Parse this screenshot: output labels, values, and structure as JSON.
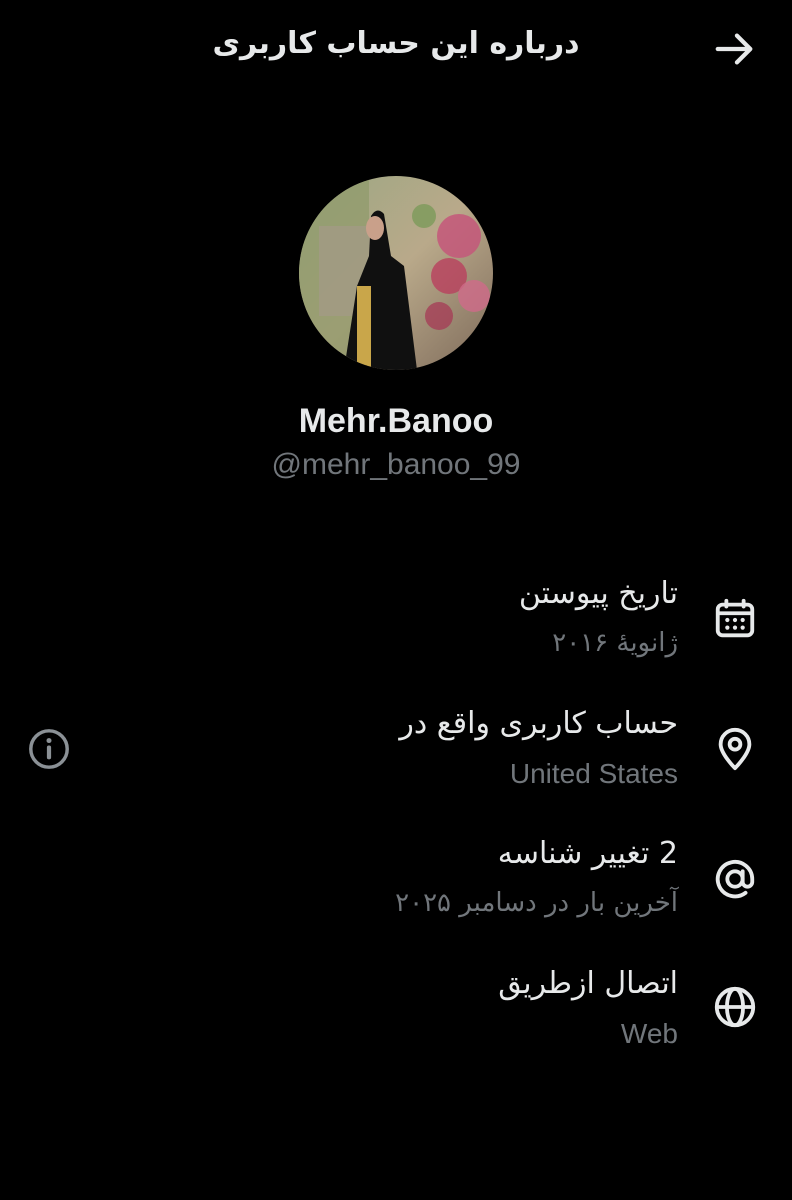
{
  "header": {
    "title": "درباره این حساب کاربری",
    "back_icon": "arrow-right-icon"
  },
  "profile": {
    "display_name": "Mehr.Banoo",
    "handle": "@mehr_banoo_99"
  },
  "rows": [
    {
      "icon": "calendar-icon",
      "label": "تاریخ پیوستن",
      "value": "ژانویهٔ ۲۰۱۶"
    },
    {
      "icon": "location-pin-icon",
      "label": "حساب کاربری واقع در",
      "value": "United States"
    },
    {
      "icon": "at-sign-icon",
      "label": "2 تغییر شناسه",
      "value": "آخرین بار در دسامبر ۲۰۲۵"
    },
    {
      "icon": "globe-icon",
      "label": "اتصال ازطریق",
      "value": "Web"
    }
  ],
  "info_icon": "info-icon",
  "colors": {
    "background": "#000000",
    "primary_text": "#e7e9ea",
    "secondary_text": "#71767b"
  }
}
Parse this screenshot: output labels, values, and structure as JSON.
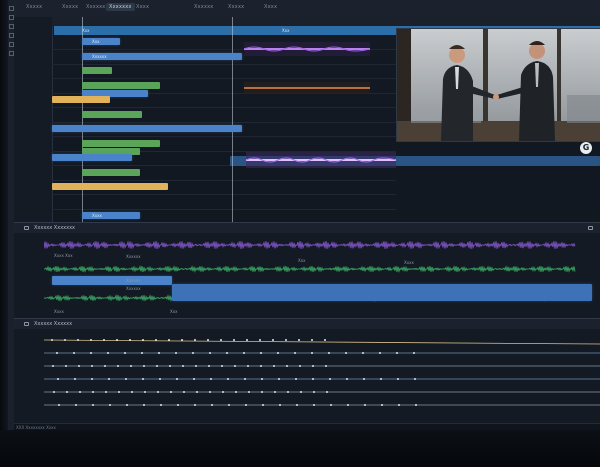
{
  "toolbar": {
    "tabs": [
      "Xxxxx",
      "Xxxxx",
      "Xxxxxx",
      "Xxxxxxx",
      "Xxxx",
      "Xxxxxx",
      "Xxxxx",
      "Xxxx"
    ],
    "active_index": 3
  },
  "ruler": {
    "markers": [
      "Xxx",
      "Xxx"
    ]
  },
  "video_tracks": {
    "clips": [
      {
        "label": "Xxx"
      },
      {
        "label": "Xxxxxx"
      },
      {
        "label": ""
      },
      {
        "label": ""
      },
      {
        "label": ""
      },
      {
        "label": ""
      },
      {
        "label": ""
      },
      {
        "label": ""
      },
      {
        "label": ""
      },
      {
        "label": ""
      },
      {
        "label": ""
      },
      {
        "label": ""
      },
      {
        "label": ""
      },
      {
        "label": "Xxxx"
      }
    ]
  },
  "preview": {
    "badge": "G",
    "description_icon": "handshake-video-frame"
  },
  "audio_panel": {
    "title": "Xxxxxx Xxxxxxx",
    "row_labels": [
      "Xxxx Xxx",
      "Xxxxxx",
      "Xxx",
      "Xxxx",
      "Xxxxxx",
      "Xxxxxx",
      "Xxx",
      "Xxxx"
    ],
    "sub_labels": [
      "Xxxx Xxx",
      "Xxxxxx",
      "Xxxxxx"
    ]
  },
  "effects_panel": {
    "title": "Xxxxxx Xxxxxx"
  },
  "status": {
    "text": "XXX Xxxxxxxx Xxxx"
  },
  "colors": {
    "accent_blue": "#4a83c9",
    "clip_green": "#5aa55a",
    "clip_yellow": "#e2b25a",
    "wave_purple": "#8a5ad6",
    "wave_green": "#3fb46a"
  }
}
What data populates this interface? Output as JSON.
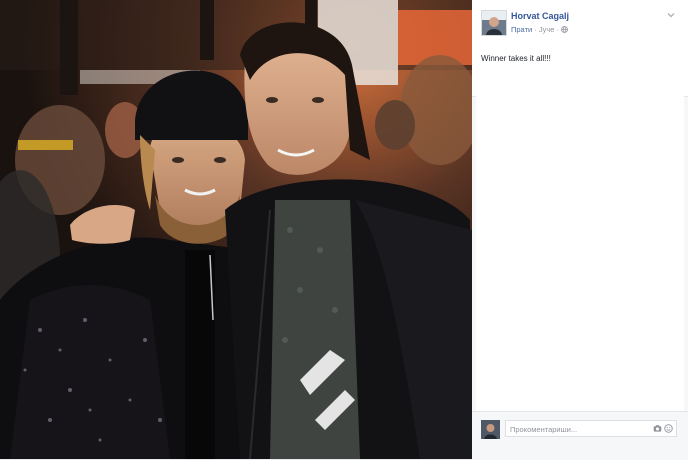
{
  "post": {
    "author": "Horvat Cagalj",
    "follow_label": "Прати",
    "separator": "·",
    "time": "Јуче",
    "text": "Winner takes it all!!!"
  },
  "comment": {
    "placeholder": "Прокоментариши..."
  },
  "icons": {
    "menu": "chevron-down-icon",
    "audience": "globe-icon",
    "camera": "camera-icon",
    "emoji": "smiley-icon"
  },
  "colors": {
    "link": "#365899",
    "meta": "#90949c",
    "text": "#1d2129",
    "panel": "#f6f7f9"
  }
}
──────
→ **WORK REQUIRED**
Every line of the material is to be quoted exactly, with no pictures carried over.

→ **SOLUTION TO THIS PROBLEM**
Parse this screenshot: output labels, values, and structure as JSON.
{
  "header": {
    "title": "درباره این حساب کاربری",
    "back_icon": "arrow-right-icon"
  },
  "profile": {
    "display_name": "Mehr.Banoo",
    "handle": "@mehr_banoo_99"
  },
  "rows": [
    {
      "icon": "calendar-icon",
      "label": "تاریخ پیوستن",
      "value": "ژانویهٔ ۲۰۱۶"
    },
    {
      "icon": "location-pin-icon",
      "label": "حساب کاربری واقع در",
      "value": "United States"
    },
    {
      "icon": "at-sign-icon",
      "label": "2 تغییر شناسه",
      "value": "آخرین بار در دسامبر ۲۰۲۵"
    },
    {
      "icon": "globe-icon",
      "label": "اتصال ازطریق",
      "value": "Web"
    }
  ],
  "info_icon": "info-icon",
  "colors": {
    "background": "#000000",
    "primary_text": "#e7e9ea",
    "secondary_text": "#71767b"
  }
}
Parse this screenshot: output labels, values, and structure as JSON.
{
  "toolbar": {
    "tabs": [
      "Xxxxx",
      "Xxxxx",
      "Xxxxxx",
      "Xxxxxxx",
      "Xxxx",
      "Xxxxxx",
      "Xxxxx",
      "Xxxx"
    ],
    "active_index": 3
  },
  "ruler": {
    "markers": [
      "Xxx",
      "Xxx"
    ]
  },
  "video_tracks": {
    "clips": [
      {
        "label": "Xxx"
      },
      {
        "label": "Xxxxxx"
      },
      {
        "label": ""
      },
      {
        "label": ""
      },
      {
        "label": ""
      },
      {
        "label": ""
      },
      {
        "label": ""
      },
      {
        "label": ""
      },
      {
        "label": ""
      },
      {
        "label": ""
      },
      {
        "label": ""
      },
      {
        "label": ""
      },
      {
        "label": ""
      },
      {
        "label": "Xxxx"
      }
    ]
  },
  "preview": {
    "badge": "G",
    "description_icon": "handshake-video-frame"
  },
  "audio_panel": {
    "title": "Xxxxxx Xxxxxxx",
    "row_labels": [
      "Xxxx Xxx",
      "Xxxxxx",
      "Xxx",
      "Xxxx",
      "Xxxxxx",
      "Xxxxxx",
      "Xxx",
      "Xxxx"
    ],
    "sub_labels": [
      "Xxxx Xxx",
      "Xxxxxx",
      "Xxxxxx"
    ]
  },
  "effects_panel": {
    "title": "Xxxxxx Xxxxxx"
  },
  "status": {
    "text": "XXX Xxxxxxxx Xxxx"
  },
  "colors": {
    "accent_blue": "#4a83c9",
    "clip_green": "#5aa55a",
    "clip_yellow": "#e2b25a",
    "wave_purple": "#8a5ad6",
    "wave_green": "#3fb46a"
  }
}
What data populates this interface? Output as JSON.
{
  "post": {
    "author": "Horvat Cagalj",
    "follow_label": "Прати",
    "separator": "·",
    "time": "Јуче",
    "text": "Winner takes it all!!!"
  },
  "comment": {
    "placeholder": "Прокоментариши..."
  },
  "icons": {
    "menu": "chevron-down-icon",
    "audience": "globe-icon",
    "camera": "camera-icon",
    "emoji": "smiley-icon"
  },
  "colors": {
    "link": "#365899",
    "meta": "#90949c",
    "text": "#1d2129",
    "panel": "#f6f7f9"
  }
}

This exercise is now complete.